BEGIN Information given

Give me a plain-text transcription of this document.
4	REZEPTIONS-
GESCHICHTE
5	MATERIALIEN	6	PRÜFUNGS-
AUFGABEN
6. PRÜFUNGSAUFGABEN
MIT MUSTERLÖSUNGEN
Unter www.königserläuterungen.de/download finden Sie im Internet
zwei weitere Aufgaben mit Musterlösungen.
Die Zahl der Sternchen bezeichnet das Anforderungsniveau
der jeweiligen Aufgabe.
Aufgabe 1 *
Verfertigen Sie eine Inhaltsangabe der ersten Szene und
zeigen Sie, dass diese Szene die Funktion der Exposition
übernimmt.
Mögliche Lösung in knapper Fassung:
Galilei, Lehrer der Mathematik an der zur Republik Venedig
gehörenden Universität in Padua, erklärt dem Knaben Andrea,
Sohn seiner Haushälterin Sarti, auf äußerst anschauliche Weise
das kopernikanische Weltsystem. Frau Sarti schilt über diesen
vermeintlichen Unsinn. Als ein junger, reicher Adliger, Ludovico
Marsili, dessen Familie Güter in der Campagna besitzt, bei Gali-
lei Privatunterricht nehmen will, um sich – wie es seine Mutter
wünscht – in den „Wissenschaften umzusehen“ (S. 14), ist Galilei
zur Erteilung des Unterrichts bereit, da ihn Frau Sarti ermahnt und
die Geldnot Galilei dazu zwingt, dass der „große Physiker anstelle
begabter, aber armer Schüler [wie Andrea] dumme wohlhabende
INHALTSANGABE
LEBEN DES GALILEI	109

END Information given

Work to complete:
Nothing should be changed: write out all of the data as is.

Written reply:
Give me a plain-text transcription of this document.
4	REZEPTIONS-
GESCHICHTE
5	MATERIALIEN	6	PRÜFUNGS-
AUFGABEN
6. PRÜFUNGSAUFGABEN
MIT MUSTERLÖSUNGEN
Unter www.königserläuterungen.de/download finden Sie im Internet
zwei weitere Aufgaben mit Musterlösungen.
Die Zahl der Sternchen bezeichnet das Anforderungsniveau
der jeweiligen Aufgabe.
Aufgabe 1 *
Verfertigen Sie eine Inhaltsangabe der ersten Szene und
zeigen Sie, dass diese Szene die Funktion der Exposition
übernimmt.
Mögliche Lösung in knapper Fassung:
Galilei, Lehrer der Mathematik an der zur Republik Venedig
gehörenden Universität in Padua, erklärt dem Knaben Andrea,
Sohn seiner Haushälterin Sarti, auf äußerst anschauliche Weise
das kopernikanische Weltsystem. Frau Sarti schilt über diesen
vermeintlichen Unsinn. Als ein junger, reicher Adliger, Ludovico
Marsili, dessen Familie Güter in der Campagna besitzt, bei Gali-
lei Privatunterricht nehmen will, um sich – wie es seine Mutter
wünscht – in den „Wissenschaften umzusehen“ (S. 14), ist Galilei
zur Erteilung des Unterrichts bereit, da ihn Frau Sarti ermahnt und
die Geldnot Galilei dazu zwingt, dass der „große Physiker anstelle
begabter, aber armer Schüler [wie Andrea] dumme wohlhabende
INHALTSANGABE
LEBEN DES GALILEI	109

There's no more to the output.